### Task requirements
Write out each of the entries below line for line, with no changes.

### Given records
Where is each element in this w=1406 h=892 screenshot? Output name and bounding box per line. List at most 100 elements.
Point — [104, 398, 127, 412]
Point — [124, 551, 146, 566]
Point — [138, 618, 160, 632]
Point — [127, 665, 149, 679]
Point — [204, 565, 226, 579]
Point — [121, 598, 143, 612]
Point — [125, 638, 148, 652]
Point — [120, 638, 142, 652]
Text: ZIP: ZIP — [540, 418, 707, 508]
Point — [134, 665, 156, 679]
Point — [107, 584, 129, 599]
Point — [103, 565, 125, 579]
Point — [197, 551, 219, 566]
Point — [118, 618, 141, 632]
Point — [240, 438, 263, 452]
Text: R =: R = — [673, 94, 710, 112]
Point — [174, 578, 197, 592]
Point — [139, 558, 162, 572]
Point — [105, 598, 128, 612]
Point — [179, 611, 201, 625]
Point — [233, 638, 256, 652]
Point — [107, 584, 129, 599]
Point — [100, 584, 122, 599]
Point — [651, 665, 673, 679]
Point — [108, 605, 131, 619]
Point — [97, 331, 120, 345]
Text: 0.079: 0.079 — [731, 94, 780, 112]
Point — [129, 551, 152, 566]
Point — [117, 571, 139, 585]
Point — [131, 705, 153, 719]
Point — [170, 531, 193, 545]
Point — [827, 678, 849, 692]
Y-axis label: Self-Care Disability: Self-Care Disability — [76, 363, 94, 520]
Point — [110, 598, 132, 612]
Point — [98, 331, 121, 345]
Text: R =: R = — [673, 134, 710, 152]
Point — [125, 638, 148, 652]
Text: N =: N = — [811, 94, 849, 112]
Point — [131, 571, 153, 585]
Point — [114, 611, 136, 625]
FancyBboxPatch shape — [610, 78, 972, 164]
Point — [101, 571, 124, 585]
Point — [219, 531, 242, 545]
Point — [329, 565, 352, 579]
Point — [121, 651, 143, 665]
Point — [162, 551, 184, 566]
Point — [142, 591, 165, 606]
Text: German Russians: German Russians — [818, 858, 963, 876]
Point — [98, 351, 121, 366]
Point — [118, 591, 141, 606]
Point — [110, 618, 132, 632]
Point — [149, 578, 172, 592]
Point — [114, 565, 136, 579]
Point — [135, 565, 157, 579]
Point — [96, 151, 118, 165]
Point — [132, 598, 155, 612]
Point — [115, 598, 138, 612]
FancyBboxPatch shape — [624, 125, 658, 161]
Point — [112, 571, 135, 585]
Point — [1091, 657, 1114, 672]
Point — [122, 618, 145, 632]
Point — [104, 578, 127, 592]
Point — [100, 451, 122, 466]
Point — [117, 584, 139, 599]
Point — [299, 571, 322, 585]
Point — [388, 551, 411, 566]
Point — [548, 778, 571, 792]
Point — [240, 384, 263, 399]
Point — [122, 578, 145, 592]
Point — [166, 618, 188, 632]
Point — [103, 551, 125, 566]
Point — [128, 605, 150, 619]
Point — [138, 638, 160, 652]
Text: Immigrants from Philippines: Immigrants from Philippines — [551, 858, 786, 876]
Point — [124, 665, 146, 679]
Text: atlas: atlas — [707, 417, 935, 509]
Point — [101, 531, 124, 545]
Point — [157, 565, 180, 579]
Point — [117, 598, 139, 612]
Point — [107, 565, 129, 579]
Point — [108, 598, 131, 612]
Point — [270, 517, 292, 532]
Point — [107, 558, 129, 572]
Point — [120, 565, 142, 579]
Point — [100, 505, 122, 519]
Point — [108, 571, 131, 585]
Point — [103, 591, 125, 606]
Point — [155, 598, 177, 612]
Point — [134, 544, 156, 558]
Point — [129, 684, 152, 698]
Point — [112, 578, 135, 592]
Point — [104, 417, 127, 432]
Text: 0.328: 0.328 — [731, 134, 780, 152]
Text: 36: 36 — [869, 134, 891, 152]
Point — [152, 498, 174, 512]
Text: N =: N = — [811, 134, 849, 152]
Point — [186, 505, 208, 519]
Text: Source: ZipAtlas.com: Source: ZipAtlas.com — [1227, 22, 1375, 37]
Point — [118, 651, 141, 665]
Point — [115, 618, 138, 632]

### Output of the task
Where is each element in this w=1406 h=892 screenshot? Output name and bounding box per line. List at most 100 elements.
Point — [104, 398, 127, 412]
Point — [124, 551, 146, 566]
Point — [138, 618, 160, 632]
Point — [127, 665, 149, 679]
Point — [204, 565, 226, 579]
Point — [121, 598, 143, 612]
Point — [125, 638, 148, 652]
Point — [120, 638, 142, 652]
Text: ZIP: ZIP — [540, 418, 707, 508]
Point — [134, 665, 156, 679]
Point — [107, 584, 129, 599]
Point — [103, 565, 125, 579]
Point — [197, 551, 219, 566]
Point — [118, 618, 141, 632]
Point — [240, 438, 263, 452]
Text: R =: R = — [673, 94, 710, 112]
Point — [174, 578, 197, 592]
Point — [139, 558, 162, 572]
Point — [105, 598, 128, 612]
Point — [179, 611, 201, 625]
Point — [233, 638, 256, 652]
Point — [107, 584, 129, 599]
Point — [100, 584, 122, 599]
Point — [651, 665, 673, 679]
Point — [108, 605, 131, 619]
Point — [97, 331, 120, 345]
Text: 0.079: 0.079 — [731, 94, 780, 112]
Point — [129, 551, 152, 566]
Point — [117, 571, 139, 585]
Point — [131, 705, 153, 719]
Point — [170, 531, 193, 545]
Point — [827, 678, 849, 692]
Y-axis label: Self-Care Disability: Self-Care Disability — [76, 363, 94, 520]
Point — [110, 598, 132, 612]
Point — [98, 331, 121, 345]
Text: R =: R = — [673, 134, 710, 152]
Point — [125, 638, 148, 652]
Text: N =: N = — [811, 94, 849, 112]
Point — [131, 571, 153, 585]
Point — [114, 611, 136, 625]
FancyBboxPatch shape — [610, 78, 972, 164]
Point — [101, 571, 124, 585]
Point — [219, 531, 242, 545]
Point — [329, 565, 352, 579]
Point — [121, 651, 143, 665]
Point — [162, 551, 184, 566]
Point — [142, 591, 165, 606]
Text: German Russians: German Russians — [818, 858, 963, 876]
Point — [98, 351, 121, 366]
Point — [118, 591, 141, 606]
Point — [110, 618, 132, 632]
Point — [149, 578, 172, 592]
Point — [114, 565, 136, 579]
Point — [135, 565, 157, 579]
Point — [96, 151, 118, 165]
Point — [132, 598, 155, 612]
Point — [115, 598, 138, 612]
FancyBboxPatch shape — [624, 125, 658, 161]
Point — [112, 571, 135, 585]
Point — [1091, 657, 1114, 672]
Point — [122, 618, 145, 632]
Point — [104, 578, 127, 592]
Point — [100, 451, 122, 466]
Point — [117, 584, 139, 599]
Point — [299, 571, 322, 585]
Point — [388, 551, 411, 566]
Point — [548, 778, 571, 792]
Point — [240, 384, 263, 399]
Point — [122, 578, 145, 592]
Point — [166, 618, 188, 632]
Point — [103, 551, 125, 566]
Point — [128, 605, 150, 619]
Point — [138, 638, 160, 652]
Text: Immigrants from Philippines: Immigrants from Philippines — [551, 858, 786, 876]
Point — [124, 665, 146, 679]
Text: atlas: atlas — [707, 417, 935, 509]
Point — [101, 531, 124, 545]
Point — [157, 565, 180, 579]
Point — [117, 598, 139, 612]
Point — [107, 565, 129, 579]
Point — [108, 598, 131, 612]
Point — [270, 517, 292, 532]
Point — [107, 558, 129, 572]
Point — [120, 565, 142, 579]
Point — [100, 505, 122, 519]
Point — [108, 571, 131, 585]
Point — [103, 591, 125, 606]
Point — [155, 598, 177, 612]
Point — [134, 544, 156, 558]
Point — [129, 684, 152, 698]
Point — [112, 578, 135, 592]
Point — [104, 417, 127, 432]
Text: 0.328: 0.328 — [731, 134, 780, 152]
Text: 36: 36 — [869, 134, 891, 152]
Point — [152, 498, 174, 512]
Text: N =: N = — [811, 134, 849, 152]
Point — [186, 505, 208, 519]
Text: Source: ZipAtlas.com: Source: ZipAtlas.com — [1227, 22, 1375, 37]
Point — [118, 651, 141, 665]
Point — [115, 618, 138, 632]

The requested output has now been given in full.